__COMPITO RICHIESTO__
Ricopia parola per parola, dal testo sulla protesta dei sindaci contro il Governo, il tratto che va da "Il nostro compito" fino a "per la neve.".

Il nostro compito lo abbiamo già fatto come sindaci e il Governo deve ringraziare la responsabilità civica dei cittadini che hanno pagato l’Imu, l’hanno versata ai comuni perché credono nei comuni. Noi l’abbiamo girata a Roma, ma se i cittadini riminesi avessero dovuto pagare l’Imu in base all’affidabilità dei provvedimenti del Governo probabilmente non avrebbero pagato. Non hanno ancora sbloccato il Patto di stabilità per i comuni terremotati e – si pensi un po’ – non hanno ancora stanziato i soldi promessi per la neve.

“Come sindaci – ha precisato il sindaco di Santarcangelo Mauro Morri a Roma con Gnassi alla manifestazione – chiediamo che l’Imu rimanga sul territorio, che si sblocchi la tagliola del patto di stabilità. Si sappia che siamo un pezzo della Repubblica e non un pezzo dello Stato che prende ordini sovraordinati. Non siamo sotto processo. La nostra parte, i nostri cittadini e il Comune, l’abbiamo fatta.”
“E’ a dir poco scandaloso spacciare tagli lineari per risparmi – ha poi continuato il Sindaco Gnassi – ed è altrettanto scandaloso e moralmente inaccettabile tentare di far passare i comuni come fonte di spreco tirando fuori tabelle inesatte e paradossali, come quelle pubblicate ieri dal più autorevole quotidiano economico nazionale. Questo giochino di cavare dal cilindro, alla vigilia della manifestazione odierna, dati e tabelle bizzarre e senza alcuna scientificità da dare in pasto all’opinione pubblica per motivare ulteriori tagli ai comuni non è nuovo perché lo si è tentato anche con l’ipotesi di sforbiciata agli ospedali ma non passerà.

Caro Monti, non abbiamo l’anello al naso. Non sono solo le difficoltà statistiche che non colgono, penalizzandola, le peculiarità di una realtà come quella riminese che ai suoi 141mila abitanti aggiunge durante l’arco dell’anno oltre 7 milioni di ‘ospiti’ sballando completamente i conti. I dati riferiti all’anno 2011 a cui fanno riferimento le tabelle pubblicate dal Sole 24Ore sono tratti dal sistema “Siope” e si riferiscono alla cassa, cioè ai pagamenti, che, come tali, riguardano le spese sia dell’esercizio 2011 che quelle riferite a contratti di anni precedenti. Sono dati caratterizzati da un forte elemento di casualità e sono spesso legati alla liquidità e alla capacità degli enti di pagare con rapidità, tanto da poter persino far apparire virtuoso chi invece ha solo “rallentato” i pagamenti e non chi, come noi, ha fatto fronte alle proprie spese con puntualità e correttezza. Le modalità di gestione delle attività, poi, sono molto diversificate e quindi difficilmente confrontabili, se non accompagnati da analisi puntuali che la rilevazione effettuata non evidenzia. Solo per le spese riguardanti gli incarichi, ad esempio, balza agli occhi come nei dati delle tabelle per il 2011 riferite a Rimini rientrino quelle per la stesura del PSC e del RUE del tutto straordinarie e non certo ricorrenti.”

Andrea Gnassi ha chiuso l’intervento spiegando come se le proposte dell’Anci non verranno accettate dal Governo “si aprirà un evidente e gravissimo conflitto tra Istituzioni. Per questo il nostro appello è anche rivolto ai partiti e ai parlamentari, affinché non si rifugino in uno strabismo per cui a Roma si sostengono provvedimenti che sul territorio hanno effetti devastanti”.

__DATI ESTRATTI__
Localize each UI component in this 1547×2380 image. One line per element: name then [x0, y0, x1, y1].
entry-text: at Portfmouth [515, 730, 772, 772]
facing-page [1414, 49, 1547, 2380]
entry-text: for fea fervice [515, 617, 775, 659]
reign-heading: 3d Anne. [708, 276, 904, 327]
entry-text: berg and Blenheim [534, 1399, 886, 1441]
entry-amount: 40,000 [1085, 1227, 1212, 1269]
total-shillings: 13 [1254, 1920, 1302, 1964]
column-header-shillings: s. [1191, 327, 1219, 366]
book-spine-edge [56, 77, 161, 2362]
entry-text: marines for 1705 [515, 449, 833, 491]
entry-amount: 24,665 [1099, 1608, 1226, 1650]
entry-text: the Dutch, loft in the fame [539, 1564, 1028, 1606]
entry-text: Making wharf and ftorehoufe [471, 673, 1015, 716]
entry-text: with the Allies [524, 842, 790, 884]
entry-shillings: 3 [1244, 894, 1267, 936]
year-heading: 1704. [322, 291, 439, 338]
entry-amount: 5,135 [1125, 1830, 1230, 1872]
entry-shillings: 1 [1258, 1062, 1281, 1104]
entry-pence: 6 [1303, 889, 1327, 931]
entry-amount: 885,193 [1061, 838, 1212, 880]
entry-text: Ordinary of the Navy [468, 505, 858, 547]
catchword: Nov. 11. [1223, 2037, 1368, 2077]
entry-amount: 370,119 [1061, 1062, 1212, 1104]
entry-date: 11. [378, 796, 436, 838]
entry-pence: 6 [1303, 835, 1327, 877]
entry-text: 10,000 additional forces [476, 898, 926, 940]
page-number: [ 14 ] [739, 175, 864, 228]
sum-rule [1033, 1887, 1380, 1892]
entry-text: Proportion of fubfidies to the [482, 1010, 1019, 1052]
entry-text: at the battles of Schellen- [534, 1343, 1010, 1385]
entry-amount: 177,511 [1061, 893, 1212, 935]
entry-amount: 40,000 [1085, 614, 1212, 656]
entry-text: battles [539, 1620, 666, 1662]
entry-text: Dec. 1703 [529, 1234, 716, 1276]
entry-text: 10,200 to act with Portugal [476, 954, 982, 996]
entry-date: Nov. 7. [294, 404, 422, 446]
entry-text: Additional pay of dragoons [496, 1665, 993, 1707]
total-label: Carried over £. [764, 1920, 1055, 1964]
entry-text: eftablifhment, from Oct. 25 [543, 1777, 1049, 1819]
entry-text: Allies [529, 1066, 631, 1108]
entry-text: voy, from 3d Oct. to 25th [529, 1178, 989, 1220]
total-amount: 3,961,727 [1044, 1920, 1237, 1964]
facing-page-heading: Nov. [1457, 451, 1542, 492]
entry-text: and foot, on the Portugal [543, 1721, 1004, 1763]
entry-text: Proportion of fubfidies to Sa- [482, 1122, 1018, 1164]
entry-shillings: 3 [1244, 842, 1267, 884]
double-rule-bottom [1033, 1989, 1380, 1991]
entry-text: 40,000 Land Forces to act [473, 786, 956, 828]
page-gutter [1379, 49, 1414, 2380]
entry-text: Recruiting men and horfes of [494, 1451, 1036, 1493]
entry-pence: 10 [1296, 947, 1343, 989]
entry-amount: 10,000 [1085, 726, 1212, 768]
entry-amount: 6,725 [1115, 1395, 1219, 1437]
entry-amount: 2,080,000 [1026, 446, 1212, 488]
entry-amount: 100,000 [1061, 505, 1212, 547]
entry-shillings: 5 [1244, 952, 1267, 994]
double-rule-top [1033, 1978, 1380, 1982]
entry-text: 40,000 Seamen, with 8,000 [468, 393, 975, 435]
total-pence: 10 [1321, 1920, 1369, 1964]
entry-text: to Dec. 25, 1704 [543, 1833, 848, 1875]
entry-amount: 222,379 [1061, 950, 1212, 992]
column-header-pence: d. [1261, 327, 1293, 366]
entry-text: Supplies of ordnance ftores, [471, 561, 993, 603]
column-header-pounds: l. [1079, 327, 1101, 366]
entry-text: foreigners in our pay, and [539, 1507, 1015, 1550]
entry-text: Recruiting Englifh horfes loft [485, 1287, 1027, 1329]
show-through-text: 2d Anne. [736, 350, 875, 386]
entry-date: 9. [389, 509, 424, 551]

__RISULTATO__
Il nostro compito lo abbiamo già fatto come sindaci e il Governo deve ringraziare la responsabilità civica dei cittadini che hanno pagato l’Imu, l’hanno versata ai comuni perché credono nei comuni. Noi l’abbiamo girata a Roma, ma se i cittadini riminesi avessero dovuto pagare l’Imu in base all’affidabilità dei provvedimenti del Governo probabilmente non avrebbero pagato. Non hanno ancora sbloccato il Patto di stabilità per i comuni terremotati e – si pensi un po’ – non hanno ancora stanziato i soldi promessi per la neve.